Task: Gather up every line that includes the string "scale".

Exercise material:
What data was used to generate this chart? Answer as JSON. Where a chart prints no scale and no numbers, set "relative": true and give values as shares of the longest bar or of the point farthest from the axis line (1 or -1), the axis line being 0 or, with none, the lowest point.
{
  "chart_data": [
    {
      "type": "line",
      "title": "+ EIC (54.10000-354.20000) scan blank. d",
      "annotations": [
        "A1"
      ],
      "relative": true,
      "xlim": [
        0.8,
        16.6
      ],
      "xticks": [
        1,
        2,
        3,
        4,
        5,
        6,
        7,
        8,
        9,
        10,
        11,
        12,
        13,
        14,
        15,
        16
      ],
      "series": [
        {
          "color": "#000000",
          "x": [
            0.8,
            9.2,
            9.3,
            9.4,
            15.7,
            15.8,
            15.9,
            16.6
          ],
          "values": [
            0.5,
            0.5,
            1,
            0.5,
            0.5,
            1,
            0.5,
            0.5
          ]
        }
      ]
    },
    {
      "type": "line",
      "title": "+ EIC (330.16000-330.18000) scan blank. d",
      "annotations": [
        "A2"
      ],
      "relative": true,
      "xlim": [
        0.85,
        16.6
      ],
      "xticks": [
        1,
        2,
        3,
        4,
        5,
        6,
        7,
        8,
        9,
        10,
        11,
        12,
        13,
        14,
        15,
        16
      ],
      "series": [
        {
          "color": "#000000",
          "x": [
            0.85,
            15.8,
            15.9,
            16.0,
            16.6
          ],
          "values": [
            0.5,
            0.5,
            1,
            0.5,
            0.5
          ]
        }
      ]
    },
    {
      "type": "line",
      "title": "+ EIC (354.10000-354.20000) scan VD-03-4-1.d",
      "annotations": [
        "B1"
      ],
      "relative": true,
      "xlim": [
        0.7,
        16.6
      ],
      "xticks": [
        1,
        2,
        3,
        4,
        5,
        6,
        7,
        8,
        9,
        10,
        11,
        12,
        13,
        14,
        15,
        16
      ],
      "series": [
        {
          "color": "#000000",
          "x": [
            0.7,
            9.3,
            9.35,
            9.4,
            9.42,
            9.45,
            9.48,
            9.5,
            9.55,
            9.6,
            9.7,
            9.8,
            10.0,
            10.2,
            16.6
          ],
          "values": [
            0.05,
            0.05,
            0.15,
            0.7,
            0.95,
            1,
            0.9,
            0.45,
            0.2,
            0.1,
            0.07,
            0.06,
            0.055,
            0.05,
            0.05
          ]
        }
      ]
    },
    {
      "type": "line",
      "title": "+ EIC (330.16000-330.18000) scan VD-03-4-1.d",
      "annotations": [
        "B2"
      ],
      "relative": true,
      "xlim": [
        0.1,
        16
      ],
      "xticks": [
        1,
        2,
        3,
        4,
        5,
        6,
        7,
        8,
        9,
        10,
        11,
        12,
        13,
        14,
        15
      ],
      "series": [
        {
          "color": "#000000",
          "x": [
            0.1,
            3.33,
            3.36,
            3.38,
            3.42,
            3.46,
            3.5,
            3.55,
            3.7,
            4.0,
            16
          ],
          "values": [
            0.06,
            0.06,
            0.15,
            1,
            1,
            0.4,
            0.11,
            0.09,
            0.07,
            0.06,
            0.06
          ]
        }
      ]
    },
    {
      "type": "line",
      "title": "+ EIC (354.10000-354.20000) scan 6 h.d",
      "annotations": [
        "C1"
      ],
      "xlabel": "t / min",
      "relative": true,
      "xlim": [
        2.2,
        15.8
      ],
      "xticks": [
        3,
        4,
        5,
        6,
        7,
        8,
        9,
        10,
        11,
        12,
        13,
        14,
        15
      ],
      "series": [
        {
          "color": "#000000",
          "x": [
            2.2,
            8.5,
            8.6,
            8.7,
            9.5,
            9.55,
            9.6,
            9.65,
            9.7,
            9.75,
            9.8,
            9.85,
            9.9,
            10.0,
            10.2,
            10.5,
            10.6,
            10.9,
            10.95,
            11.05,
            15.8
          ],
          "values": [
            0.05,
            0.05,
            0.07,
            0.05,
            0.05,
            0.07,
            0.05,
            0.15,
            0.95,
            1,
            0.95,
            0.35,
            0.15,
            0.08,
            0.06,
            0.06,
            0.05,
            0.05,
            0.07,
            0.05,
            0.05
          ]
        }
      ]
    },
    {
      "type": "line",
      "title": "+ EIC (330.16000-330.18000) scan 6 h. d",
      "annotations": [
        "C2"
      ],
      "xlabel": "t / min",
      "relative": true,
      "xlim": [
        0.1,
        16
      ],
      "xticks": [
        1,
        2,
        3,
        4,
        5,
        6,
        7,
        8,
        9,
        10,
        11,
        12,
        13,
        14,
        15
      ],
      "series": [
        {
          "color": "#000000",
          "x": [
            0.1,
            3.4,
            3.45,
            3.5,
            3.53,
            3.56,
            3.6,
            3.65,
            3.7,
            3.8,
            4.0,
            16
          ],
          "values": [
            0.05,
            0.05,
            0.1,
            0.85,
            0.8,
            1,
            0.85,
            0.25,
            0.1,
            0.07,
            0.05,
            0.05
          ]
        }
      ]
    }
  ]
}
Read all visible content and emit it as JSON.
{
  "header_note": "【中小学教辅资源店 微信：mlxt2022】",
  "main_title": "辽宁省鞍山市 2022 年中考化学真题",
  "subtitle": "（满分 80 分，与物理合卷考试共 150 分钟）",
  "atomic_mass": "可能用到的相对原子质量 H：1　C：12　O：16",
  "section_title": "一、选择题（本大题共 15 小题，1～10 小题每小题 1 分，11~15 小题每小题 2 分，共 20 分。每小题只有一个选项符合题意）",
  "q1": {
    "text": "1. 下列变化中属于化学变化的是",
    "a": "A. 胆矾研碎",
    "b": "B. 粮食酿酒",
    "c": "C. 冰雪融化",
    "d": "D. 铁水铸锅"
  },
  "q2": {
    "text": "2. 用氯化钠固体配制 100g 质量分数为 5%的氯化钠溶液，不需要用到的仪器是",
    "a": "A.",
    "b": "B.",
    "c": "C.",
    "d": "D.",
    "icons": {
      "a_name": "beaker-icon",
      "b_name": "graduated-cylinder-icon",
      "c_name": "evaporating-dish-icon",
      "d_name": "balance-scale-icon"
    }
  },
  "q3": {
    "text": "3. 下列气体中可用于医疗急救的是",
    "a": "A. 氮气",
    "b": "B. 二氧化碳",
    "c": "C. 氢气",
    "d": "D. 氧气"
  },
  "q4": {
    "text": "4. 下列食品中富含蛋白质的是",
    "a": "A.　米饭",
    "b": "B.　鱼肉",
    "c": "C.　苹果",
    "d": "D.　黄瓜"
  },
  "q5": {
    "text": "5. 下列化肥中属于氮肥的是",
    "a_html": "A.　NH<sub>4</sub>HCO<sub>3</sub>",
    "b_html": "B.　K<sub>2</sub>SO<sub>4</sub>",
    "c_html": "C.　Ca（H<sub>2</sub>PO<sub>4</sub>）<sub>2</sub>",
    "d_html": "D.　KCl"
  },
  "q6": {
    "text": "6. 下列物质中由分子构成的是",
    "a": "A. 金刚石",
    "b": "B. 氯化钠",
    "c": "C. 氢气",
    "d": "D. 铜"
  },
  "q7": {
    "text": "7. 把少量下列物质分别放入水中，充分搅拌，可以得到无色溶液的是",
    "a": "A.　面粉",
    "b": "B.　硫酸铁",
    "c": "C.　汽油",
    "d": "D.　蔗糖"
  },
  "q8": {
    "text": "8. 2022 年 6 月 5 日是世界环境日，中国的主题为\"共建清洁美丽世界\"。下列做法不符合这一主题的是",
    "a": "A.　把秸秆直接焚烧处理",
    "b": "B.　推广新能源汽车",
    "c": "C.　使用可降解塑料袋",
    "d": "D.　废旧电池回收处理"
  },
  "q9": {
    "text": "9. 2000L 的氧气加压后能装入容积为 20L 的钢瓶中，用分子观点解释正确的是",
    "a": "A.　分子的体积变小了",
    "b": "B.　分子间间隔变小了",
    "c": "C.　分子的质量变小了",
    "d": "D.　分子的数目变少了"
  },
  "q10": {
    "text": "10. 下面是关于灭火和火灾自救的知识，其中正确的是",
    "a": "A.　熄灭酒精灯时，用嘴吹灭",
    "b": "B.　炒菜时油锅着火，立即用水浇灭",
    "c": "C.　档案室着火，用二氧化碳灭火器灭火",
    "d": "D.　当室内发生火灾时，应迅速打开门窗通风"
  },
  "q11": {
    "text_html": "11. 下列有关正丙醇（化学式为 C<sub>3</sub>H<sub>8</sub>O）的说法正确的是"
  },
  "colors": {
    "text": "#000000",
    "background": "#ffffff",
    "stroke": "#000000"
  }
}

Exercise answer:
What data was used to generate this chart? Answer as JSON. Where a chart prints no scale and no numbers, set "relative": true and give values as shares of the longest bar or of the point farthest from the axis line (1 or -1), the axis line being 0 or, with none, the lowest point.
      "d_name": "balance-scale-icon"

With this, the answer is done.